## [PROVIDED DATA]
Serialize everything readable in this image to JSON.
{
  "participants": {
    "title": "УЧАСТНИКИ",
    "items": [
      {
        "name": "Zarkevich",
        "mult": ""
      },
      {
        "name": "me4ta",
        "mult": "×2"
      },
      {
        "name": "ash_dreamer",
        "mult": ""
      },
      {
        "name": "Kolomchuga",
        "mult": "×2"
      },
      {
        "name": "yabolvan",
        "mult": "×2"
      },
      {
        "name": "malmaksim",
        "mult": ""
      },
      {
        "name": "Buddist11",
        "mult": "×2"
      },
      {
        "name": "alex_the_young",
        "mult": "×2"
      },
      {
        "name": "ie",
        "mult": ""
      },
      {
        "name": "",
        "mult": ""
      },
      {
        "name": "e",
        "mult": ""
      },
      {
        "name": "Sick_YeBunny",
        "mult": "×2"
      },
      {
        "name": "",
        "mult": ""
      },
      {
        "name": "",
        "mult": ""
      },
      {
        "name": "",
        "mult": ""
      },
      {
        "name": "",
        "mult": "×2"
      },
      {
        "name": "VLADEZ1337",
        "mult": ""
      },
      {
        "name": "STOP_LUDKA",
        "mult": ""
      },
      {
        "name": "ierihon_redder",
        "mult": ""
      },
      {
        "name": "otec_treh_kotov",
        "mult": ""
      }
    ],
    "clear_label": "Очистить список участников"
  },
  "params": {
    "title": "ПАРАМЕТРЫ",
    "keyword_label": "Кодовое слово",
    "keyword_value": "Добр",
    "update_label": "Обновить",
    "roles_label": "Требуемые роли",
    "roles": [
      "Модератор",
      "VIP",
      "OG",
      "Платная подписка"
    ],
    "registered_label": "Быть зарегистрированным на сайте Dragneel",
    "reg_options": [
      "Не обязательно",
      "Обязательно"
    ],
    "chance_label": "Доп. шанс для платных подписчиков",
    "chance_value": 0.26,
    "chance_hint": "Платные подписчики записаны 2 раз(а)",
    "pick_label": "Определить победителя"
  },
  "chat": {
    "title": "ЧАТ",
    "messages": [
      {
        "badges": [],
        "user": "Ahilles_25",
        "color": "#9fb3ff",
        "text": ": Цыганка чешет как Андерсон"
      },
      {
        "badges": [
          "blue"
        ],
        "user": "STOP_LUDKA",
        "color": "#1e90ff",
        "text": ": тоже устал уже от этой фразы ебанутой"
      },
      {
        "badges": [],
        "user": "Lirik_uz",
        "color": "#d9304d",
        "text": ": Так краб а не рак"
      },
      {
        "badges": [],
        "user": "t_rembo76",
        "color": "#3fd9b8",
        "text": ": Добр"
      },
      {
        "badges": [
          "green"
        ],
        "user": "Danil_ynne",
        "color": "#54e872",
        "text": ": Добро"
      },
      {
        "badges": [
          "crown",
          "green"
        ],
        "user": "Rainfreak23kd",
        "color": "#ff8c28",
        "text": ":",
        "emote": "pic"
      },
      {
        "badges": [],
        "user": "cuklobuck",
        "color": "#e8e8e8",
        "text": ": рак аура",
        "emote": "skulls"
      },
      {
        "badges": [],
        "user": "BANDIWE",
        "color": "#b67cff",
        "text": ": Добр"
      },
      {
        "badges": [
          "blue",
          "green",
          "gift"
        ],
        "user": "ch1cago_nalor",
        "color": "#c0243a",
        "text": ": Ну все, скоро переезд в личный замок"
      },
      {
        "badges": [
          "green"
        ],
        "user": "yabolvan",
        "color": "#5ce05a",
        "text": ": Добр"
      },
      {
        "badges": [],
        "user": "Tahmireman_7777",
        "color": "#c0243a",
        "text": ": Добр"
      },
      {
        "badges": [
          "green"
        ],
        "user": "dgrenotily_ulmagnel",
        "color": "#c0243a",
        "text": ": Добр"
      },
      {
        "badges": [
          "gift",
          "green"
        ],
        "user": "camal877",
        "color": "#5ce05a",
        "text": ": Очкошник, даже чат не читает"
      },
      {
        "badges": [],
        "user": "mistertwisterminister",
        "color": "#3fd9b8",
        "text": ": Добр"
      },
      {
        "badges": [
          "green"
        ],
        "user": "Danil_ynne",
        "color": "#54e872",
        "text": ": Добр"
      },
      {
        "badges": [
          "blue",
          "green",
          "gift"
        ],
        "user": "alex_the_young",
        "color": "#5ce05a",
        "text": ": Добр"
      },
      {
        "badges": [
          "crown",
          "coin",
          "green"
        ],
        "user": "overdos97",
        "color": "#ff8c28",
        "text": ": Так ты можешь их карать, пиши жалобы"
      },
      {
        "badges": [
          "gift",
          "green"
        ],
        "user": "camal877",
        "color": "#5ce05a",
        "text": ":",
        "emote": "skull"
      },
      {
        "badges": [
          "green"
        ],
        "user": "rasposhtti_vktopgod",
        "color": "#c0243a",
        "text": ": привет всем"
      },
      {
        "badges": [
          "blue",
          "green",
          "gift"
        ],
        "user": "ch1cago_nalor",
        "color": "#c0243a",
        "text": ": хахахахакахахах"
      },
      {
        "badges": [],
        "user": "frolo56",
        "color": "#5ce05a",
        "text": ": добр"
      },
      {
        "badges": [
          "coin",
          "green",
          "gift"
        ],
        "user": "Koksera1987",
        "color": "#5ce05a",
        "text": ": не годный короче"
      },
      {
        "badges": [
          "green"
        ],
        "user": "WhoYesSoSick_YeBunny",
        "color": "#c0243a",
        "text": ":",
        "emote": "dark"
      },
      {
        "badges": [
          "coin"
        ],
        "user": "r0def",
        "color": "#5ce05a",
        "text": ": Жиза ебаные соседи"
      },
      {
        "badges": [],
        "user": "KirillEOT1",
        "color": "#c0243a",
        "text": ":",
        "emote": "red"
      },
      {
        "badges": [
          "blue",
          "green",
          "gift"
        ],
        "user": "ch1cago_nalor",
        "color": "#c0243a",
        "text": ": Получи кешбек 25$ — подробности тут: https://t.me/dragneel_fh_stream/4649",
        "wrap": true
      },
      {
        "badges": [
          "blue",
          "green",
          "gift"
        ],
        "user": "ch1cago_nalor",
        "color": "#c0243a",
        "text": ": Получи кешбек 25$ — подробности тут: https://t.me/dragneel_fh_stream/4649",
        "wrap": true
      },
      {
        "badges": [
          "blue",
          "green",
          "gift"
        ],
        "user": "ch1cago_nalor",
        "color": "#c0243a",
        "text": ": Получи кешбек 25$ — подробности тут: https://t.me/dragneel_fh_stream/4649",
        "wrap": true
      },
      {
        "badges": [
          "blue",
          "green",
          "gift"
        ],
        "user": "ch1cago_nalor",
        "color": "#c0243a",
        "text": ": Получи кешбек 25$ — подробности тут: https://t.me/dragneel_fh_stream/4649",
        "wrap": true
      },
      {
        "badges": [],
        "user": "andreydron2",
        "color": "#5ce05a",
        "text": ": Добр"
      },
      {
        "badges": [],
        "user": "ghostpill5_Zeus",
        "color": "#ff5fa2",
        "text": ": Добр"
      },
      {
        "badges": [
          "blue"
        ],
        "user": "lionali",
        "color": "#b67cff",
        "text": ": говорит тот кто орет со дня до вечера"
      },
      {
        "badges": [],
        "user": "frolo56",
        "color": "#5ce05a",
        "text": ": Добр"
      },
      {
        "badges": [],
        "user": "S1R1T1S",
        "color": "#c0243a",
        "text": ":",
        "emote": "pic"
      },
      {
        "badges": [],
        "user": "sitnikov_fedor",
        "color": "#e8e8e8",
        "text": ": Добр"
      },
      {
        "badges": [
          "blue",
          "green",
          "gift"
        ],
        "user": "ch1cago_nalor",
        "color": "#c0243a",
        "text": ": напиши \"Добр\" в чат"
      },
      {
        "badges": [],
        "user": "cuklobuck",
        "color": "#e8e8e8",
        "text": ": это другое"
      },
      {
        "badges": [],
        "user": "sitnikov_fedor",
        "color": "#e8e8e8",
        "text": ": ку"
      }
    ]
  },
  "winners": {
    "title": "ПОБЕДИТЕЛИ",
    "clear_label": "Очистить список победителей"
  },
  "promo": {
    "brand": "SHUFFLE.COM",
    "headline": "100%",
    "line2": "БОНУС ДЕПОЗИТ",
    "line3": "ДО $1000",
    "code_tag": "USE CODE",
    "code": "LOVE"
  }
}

## [EXERCISE BRIEF]
Give the number of lines above in which the word "Очистить" occurs, with nothing else.

## [OUTPUT]
2